begin Material shown
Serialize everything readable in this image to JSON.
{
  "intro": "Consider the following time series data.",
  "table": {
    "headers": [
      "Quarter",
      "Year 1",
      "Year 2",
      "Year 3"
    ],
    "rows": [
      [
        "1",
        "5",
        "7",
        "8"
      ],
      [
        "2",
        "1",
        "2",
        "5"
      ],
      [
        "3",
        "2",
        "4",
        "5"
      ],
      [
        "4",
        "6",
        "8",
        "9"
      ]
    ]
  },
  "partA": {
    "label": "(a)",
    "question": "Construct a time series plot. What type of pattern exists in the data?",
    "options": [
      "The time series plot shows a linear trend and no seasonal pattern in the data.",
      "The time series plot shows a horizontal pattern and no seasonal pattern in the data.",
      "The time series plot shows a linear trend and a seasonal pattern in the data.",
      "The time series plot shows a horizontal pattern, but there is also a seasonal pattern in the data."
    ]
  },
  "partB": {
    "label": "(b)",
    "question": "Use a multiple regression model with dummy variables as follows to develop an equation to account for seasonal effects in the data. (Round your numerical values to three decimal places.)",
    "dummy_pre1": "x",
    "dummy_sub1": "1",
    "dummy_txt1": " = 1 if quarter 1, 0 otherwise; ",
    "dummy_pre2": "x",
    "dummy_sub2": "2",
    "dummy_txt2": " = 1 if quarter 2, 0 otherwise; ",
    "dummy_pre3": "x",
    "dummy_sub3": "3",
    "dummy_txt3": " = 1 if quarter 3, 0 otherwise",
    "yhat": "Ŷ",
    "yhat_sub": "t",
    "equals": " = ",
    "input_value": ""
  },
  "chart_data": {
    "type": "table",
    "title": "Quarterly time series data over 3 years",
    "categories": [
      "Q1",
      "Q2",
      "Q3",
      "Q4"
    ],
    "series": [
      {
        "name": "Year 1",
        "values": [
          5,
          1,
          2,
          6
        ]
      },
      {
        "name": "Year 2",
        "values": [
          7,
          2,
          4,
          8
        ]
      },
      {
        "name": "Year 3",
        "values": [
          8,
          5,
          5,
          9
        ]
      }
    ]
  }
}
end Material shown
**Exercise goal:**
State the number of lines in this listing that contain the string "linear", and add nothing else.

**Final result:**
2